CUME_DIST() returns the fraction of rows with a value ≤ the current row.
-- What percentile is each order in, by total amount?
SELECT
id,
total_amount,
ROUND(PERCENT_RANK() OVER (ORDER BY total_amount) * 100, 1) AS percentile,
ROUND(CUME_DIST() OVER (ORDER BY total_amount) * 100, 1) AS cumulative_pct
FROM orders;
Deduplication with ROW_NUMBER
Ranking functions are the cleanest way to remove duplicates in a DELETE or
identify them in a report:
-- Find duplicate customer rows (same email, keep the oldest id)
WITH dupes AS (
SELECT id,
ROW_NUMBER() OVER (PARTITION BY email ORDER BY id ASC) AS rn
FROM customers
)

—————

■ **REQUIRED ACTIONS**
**a)** According to the SQL window-function tutorial, what does CUME_DIST() return?
**b)** List every function that the SQL window-function tutorial calls with an OVER clause.
**c)** Resume the SQL window-function tutorial after its final line.

■ **LISTING**
—————

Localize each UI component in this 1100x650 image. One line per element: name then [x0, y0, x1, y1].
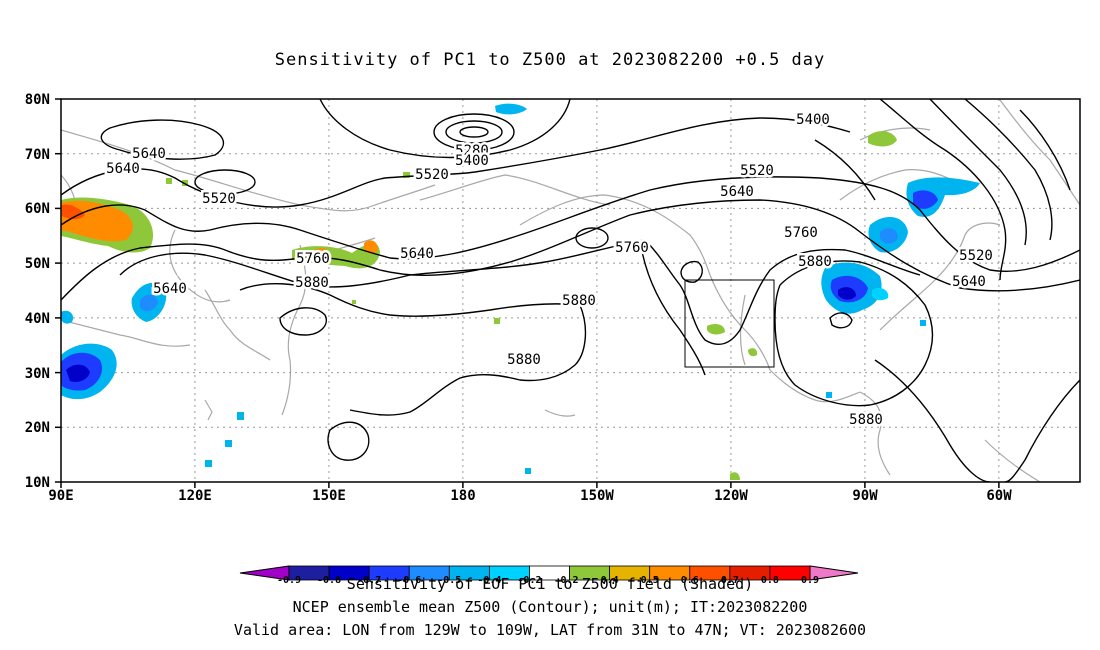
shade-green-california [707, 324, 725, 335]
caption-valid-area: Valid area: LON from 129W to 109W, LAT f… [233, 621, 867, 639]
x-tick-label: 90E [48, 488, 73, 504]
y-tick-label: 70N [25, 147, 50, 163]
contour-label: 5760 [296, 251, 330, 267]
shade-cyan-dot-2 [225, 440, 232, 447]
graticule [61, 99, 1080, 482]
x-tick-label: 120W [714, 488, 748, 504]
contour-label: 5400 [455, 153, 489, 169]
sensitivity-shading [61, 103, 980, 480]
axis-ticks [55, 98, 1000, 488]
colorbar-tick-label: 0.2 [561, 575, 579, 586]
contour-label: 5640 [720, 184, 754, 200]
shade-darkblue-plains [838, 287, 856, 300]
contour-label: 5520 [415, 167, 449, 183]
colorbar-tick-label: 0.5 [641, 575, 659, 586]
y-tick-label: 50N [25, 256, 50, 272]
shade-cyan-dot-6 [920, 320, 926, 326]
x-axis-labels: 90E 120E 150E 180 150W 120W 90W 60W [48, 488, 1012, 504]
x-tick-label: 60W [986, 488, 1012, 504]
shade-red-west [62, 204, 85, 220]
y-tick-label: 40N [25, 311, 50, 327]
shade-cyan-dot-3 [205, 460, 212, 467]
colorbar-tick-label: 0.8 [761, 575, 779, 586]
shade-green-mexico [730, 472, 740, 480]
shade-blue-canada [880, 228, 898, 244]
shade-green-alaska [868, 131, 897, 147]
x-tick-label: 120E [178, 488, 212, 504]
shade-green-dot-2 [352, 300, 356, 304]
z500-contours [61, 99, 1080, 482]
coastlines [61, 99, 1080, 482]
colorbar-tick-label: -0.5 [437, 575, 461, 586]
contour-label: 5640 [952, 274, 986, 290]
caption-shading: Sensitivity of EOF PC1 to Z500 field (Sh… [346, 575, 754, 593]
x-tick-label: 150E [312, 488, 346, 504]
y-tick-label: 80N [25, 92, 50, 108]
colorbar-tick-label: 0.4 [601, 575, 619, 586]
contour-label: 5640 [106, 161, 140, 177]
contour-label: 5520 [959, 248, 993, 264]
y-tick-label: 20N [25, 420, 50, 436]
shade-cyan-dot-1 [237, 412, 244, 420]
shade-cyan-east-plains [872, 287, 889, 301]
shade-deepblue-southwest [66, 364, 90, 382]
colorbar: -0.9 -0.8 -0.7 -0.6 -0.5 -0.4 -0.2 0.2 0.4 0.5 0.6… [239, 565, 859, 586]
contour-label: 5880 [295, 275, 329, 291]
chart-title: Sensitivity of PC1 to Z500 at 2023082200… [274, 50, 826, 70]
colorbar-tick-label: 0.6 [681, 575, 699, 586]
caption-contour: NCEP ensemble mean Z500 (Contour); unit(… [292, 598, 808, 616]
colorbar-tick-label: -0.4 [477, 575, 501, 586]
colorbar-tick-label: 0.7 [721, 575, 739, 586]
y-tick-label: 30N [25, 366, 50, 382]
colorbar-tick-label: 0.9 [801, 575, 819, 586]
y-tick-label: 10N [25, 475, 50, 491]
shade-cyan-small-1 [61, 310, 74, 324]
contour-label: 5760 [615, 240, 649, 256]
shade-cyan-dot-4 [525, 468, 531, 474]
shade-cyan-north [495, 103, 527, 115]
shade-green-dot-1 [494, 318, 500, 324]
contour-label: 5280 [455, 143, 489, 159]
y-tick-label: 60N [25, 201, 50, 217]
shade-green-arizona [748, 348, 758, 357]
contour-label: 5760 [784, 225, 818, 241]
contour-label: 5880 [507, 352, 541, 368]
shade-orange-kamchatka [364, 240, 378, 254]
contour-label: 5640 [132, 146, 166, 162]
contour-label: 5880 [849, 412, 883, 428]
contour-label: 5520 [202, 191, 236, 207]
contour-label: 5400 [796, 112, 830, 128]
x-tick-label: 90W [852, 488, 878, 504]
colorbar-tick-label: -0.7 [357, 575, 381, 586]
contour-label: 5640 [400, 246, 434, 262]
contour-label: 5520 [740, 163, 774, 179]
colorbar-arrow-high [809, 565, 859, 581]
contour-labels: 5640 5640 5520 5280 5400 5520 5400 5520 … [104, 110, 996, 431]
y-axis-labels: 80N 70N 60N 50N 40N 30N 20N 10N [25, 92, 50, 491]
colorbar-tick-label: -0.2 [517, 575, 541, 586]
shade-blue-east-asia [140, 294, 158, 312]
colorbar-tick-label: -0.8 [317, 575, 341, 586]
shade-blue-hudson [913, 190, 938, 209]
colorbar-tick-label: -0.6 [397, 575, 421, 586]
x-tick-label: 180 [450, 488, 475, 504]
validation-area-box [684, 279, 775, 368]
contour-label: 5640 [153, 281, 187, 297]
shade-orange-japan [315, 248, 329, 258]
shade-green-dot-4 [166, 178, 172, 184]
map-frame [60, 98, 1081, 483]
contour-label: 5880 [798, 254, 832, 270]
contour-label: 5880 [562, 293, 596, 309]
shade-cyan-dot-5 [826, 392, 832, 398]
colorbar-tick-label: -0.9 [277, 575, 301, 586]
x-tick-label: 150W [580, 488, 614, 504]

—————

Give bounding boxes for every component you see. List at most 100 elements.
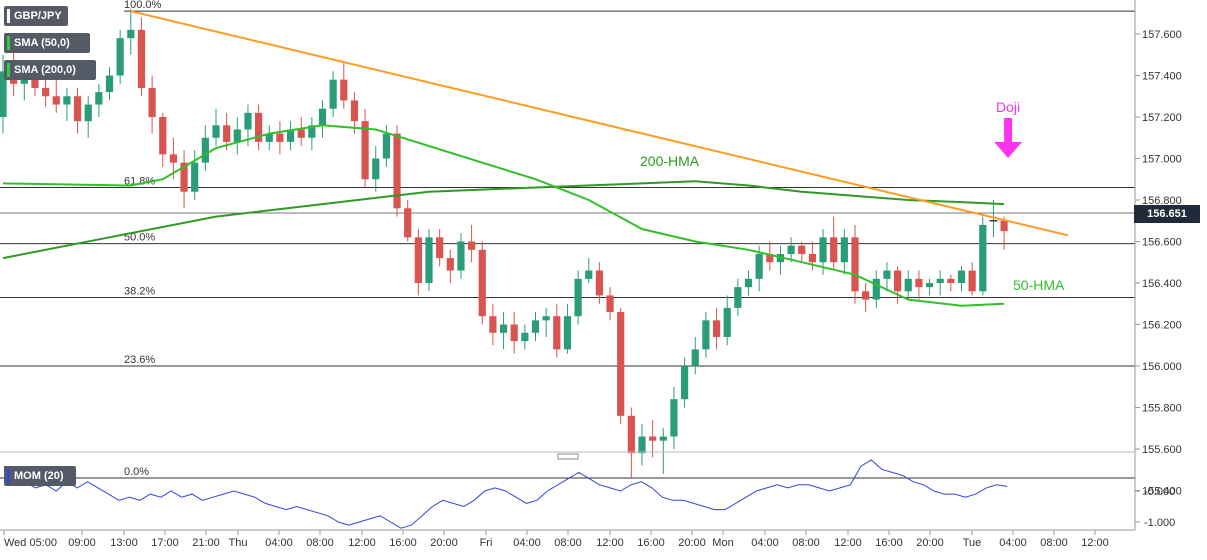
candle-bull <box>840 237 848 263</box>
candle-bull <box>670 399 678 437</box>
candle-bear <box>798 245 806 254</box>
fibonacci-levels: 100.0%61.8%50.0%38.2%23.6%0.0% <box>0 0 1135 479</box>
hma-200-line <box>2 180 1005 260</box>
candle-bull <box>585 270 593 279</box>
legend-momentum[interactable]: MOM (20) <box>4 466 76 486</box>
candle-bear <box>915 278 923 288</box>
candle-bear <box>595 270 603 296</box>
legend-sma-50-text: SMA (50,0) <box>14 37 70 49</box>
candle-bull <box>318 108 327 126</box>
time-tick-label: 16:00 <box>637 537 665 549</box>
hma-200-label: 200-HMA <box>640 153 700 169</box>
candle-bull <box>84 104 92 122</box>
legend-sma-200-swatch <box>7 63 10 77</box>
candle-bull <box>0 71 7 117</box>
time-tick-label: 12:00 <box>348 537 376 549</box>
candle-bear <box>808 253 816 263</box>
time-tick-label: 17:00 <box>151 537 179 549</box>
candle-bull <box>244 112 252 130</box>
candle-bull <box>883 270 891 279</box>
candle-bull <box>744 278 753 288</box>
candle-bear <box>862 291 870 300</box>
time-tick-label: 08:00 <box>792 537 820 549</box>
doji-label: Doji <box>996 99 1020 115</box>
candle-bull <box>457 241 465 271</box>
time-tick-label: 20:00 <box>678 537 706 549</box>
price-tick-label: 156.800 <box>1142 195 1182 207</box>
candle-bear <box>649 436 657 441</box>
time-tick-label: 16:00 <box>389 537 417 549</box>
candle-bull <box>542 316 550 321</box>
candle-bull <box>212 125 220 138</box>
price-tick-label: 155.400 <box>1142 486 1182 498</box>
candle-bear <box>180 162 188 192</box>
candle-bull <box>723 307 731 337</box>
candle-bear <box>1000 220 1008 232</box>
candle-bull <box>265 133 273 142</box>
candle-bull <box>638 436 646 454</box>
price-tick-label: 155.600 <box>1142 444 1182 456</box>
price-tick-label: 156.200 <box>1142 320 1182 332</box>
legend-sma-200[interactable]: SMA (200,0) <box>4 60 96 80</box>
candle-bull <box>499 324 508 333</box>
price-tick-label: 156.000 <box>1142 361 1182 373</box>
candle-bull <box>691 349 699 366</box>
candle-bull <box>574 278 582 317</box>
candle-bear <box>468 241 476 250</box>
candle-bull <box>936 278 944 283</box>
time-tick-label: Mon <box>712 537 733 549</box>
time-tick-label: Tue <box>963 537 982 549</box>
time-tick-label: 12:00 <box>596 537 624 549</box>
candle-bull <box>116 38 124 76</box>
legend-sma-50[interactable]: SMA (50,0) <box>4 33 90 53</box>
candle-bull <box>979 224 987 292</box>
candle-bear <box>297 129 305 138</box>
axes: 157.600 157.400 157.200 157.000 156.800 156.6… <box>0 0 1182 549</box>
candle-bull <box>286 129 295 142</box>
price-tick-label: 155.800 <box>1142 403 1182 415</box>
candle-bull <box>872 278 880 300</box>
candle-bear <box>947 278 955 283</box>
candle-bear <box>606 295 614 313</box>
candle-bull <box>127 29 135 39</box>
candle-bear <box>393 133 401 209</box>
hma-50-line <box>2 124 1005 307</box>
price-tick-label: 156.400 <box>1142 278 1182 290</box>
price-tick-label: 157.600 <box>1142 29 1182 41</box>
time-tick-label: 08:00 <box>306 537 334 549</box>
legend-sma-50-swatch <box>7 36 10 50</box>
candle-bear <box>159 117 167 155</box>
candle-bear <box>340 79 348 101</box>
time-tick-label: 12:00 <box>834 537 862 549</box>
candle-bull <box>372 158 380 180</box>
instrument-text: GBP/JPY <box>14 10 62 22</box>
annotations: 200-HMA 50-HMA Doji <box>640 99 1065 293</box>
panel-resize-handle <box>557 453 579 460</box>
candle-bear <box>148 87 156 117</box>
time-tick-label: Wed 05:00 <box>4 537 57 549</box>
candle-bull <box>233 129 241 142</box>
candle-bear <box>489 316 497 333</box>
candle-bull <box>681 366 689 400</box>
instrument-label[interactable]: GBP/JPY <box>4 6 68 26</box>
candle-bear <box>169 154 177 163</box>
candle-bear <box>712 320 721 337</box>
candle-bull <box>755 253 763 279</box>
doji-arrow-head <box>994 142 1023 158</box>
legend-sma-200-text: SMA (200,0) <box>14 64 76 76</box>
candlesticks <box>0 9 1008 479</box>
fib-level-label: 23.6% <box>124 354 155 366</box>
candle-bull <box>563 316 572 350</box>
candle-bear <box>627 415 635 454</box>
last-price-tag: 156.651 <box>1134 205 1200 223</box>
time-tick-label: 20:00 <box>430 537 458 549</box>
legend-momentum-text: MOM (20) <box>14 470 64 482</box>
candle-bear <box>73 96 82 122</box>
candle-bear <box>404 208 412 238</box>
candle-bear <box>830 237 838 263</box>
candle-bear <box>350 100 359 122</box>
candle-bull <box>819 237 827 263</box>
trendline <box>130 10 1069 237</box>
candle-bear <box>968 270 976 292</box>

—————

■ **ANSWERS FOR THIS EXERCISE**
**a)** The fraction of rows with a value ≤ the current row.

**b)** PERCENT_RANK(), CUME_DIST(), ROW_NUMBER()

**c)**
DELETE FROM customers WHERE id IN (
SELECT id FROM dupes WHERE rn > 1
);
Recap
ROW_NUMBER gives every row a unique number — ideal for top-1-per-group and
deduplication. RANK and DENSE_RANK handle ties: RANK leaves gaps,
DENSE_RANK does not. NTILE(n) buckets rows into n equal groups. All four
require an ORDER BY in the OVER clause to be meaningful. For top-N per
group, wrap the ranking in a CTE and filter WHERE rn <= N in the outer query.